╭─ Dataset entries

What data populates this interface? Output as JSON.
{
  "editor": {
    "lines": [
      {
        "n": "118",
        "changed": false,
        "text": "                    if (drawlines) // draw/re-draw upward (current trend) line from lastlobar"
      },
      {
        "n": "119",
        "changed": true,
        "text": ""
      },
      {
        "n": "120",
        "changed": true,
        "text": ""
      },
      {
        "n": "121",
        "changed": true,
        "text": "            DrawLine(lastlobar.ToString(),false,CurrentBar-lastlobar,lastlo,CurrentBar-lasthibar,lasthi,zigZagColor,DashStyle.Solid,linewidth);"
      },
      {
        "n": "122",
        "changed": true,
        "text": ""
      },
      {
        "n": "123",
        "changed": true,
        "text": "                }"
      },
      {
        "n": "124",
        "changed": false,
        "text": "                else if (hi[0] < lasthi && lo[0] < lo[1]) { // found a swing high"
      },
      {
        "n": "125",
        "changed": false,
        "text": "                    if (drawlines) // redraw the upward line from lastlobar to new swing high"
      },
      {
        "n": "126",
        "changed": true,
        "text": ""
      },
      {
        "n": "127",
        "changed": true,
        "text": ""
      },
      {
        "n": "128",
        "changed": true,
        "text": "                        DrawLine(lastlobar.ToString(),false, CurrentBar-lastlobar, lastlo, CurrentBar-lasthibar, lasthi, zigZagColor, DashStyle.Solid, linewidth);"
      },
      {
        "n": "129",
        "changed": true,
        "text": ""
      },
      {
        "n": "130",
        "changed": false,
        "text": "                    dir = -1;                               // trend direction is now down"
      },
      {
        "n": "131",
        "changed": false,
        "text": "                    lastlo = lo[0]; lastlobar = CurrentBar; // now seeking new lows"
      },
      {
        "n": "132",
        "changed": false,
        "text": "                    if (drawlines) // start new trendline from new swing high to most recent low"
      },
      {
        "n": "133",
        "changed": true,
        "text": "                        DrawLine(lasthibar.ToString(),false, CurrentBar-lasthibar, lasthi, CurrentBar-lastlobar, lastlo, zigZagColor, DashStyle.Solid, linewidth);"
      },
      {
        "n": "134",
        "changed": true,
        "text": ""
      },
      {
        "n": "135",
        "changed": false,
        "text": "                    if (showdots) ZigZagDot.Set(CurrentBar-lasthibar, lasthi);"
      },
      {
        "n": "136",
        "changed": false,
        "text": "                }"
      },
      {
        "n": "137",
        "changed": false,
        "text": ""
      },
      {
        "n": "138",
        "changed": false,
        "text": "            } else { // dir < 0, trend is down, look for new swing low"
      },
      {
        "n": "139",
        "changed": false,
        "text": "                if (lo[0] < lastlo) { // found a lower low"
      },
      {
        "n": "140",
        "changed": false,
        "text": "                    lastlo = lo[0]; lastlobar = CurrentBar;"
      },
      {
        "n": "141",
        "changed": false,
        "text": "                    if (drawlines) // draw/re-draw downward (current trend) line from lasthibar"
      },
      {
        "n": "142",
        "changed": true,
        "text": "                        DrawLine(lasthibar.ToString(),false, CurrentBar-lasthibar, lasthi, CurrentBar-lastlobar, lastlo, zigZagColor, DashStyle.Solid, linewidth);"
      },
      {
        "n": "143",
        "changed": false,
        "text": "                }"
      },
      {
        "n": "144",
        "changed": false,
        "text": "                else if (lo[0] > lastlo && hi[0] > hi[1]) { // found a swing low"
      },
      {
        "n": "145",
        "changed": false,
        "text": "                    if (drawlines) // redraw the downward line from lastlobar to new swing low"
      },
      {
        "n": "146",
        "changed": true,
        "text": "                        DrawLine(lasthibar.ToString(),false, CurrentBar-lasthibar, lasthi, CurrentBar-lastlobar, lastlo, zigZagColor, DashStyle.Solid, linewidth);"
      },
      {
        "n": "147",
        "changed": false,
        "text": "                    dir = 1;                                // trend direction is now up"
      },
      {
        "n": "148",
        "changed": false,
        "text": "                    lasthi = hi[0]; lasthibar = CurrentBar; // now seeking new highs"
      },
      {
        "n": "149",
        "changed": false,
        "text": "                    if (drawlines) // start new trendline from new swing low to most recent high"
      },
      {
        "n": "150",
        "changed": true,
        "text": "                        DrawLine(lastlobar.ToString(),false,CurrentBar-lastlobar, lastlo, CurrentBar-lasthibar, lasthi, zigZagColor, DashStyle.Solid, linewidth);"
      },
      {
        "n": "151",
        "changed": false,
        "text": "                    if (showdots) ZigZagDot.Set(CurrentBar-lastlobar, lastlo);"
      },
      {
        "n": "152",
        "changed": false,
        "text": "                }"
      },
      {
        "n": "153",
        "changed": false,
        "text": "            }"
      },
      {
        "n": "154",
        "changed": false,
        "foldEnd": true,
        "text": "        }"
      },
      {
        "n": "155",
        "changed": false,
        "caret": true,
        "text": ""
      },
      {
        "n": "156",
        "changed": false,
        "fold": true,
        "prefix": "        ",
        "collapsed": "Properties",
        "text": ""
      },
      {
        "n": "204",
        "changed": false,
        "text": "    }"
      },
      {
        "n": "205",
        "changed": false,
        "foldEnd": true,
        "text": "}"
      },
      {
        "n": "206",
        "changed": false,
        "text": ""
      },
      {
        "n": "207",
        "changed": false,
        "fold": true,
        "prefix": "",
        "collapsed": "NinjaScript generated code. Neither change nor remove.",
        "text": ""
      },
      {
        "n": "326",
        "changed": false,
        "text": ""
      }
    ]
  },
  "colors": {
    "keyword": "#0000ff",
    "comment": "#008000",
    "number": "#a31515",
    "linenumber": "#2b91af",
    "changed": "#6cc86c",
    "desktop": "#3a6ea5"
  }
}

╰─

Repeat the entries shown above, every one, word for word.

What data populates this interface? Output as JSON.
{
  "editor": {
    "lines": [
      {
        "n": "118",
        "changed": false,
        "text": "                    if (drawlines) // draw/re-draw upward (current trend) line from lastlobar"
      },
      {
        "n": "119",
        "changed": true,
        "text": ""
      },
      {
        "n": "120",
        "changed": true,
        "text": ""
      },
      {
        "n": "121",
        "changed": true,
        "text": "            DrawLine(lastlobar.ToString(),false,CurrentBar-lastlobar,lastlo,CurrentBar-lasthibar,lasthi,zigZagColor,DashStyle.Solid,linewidth);"
      },
      {
        "n": "122",
        "changed": true,
        "text": ""
      },
      {
        "n": "123",
        "changed": true,
        "text": "                }"
      },
      {
        "n": "124",
        "changed": false,
        "text": "                else if (hi[0] < lasthi && lo[0] < lo[1]) { // found a swing high"
      },
      {
        "n": "125",
        "changed": false,
        "text": "                    if (drawlines) // redraw the upward line from lastlobar to new swing high"
      },
      {
        "n": "126",
        "changed": true,
        "text": ""
      },
      {
        "n": "127",
        "changed": true,
        "text": ""
      },
      {
        "n": "128",
        "changed": true,
        "text": "                        DrawLine(lastlobar.ToString(),false, CurrentBar-lastlobar, lastlo, CurrentBar-lasthibar, lasthi, zigZagColor, DashStyle.Solid, linewidth);"
      },
      {
        "n": "129",
        "changed": true,
        "text": ""
      },
      {
        "n": "130",
        "changed": false,
        "text": "                    dir = -1;                               // trend direction is now down"
      },
      {
        "n": "131",
        "changed": false,
        "text": "                    lastlo = lo[0]; lastlobar = CurrentBar; // now seeking new lows"
      },
      {
        "n": "132",
        "changed": false,
        "text": "                    if (drawlines) // start new trendline from new swing high to most recent low"
      },
      {
        "n": "133",
        "changed": true,
        "text": "                        DrawLine(lasthibar.ToString(),false, CurrentBar-lasthibar, lasthi, CurrentBar-lastlobar, lastlo, zigZagColor, DashStyle.Solid, linewidth);"
      },
      {
        "n": "134",
        "changed": true,
        "text": ""
      },
      {
        "n": "135",
        "changed": false,
        "text": "                    if (showdots) ZigZagDot.Set(CurrentBar-lasthibar, lasthi);"
      },
      {
        "n": "136",
        "changed": false,
        "text": "                }"
      },
      {
        "n": "137",
        "changed": false,
        "text": ""
      },
      {
        "n": "138",
        "changed": false,
        "text": "            } else { // dir < 0, trend is down, look for new swing low"
      },
      {
        "n": "139",
        "changed": false,
        "text": "                if (lo[0] < lastlo) { // found a lower low"
      },
      {
        "n": "140",
        "changed": false,
        "text": "                    lastlo = lo[0]; lastlobar = CurrentBar;"
      },
      {
        "n": "141",
        "changed": false,
        "text": "                    if (drawlines) // draw/re-draw downward (current trend) line from lasthibar"
      },
      {
        "n": "142",
        "changed": true,
        "text": "                        DrawLine(lasthibar.ToString(),false, CurrentBar-lasthibar, lasthi, CurrentBar-lastlobar, lastlo, zigZagColor, DashStyle.Solid, linewidth);"
      },
      {
        "n": "143",
        "changed": false,
        "text": "                }"
      },
      {
        "n": "144",
        "changed": false,
        "text": "                else if (lo[0] > lastlo && hi[0] > hi[1]) { // found a swing low"
      },
      {
        "n": "145",
        "changed": false,
        "text": "                    if (drawlines) // redraw the downward line from lastlobar to new swing low"
      },
      {
        "n": "146",
        "changed": true,
        "text": "                        DrawLine(lasthibar.ToString(),false, CurrentBar-lasthibar, lasthi, CurrentBar-lastlobar, lastlo, zigZagColor, DashStyle.Solid, linewidth);"
      },
      {
        "n": "147",
        "changed": false,
        "text": "                    dir = 1;                                // trend direction is now up"
      },
      {
        "n": "148",
        "changed": false,
        "text": "                    lasthi = hi[0]; lasthibar = CurrentBar; // now seeking new highs"
      },
      {
        "n": "149",
        "changed": false,
        "text": "                    if (drawlines) // start new trendline from new swing low to most recent high"
      },
      {
        "n": "150",
        "changed": true,
        "text": "                        DrawLine(lastlobar.ToString(),false,CurrentBar-lastlobar, lastlo, CurrentBar-lasthibar, lasthi, zigZagColor, DashStyle.Solid, linewidth);"
      },
      {
        "n": "151",
        "changed": false,
        "text": "                    if (showdots) ZigZagDot.Set(CurrentBar-lastlobar, lastlo);"
      },
      {
        "n": "152",
        "changed": false,
        "text": "                }"
      },
      {
        "n": "153",
        "changed": false,
        "text": "            }"
      },
      {
        "n": "154",
        "changed": false,
        "foldEnd": true,
        "text": "        }"
      },
      {
        "n": "155",
        "changed": false,
        "caret": true,
        "text": ""
      },
      {
        "n": "156",
        "changed": false,
        "fold": true,
        "prefix": "        ",
        "collapsed": "Properties",
        "text": ""
      },
      {
        "n": "204",
        "changed": false,
        "text": "    }"
      },
      {
        "n": "205",
        "changed": false,
        "foldEnd": true,
        "text": "}"
      },
      {
        "n": "206",
        "changed": false,
        "text": ""
      },
      {
        "n": "207",
        "changed": false,
        "fold": true,
        "prefix": "",
        "collapsed": "NinjaScript generated code. Neither change nor remove.",
        "text": ""
      },
      {
        "n": "326",
        "changed": false,
        "text": ""
      }
    ]
  },
  "colors": {
    "keyword": "#0000ff",
    "comment": "#008000",
    "number": "#a31515",
    "linenumber": "#2b91af",
    "changed": "#6cc86c",
    "desktop": "#3a6ea5"
  }
}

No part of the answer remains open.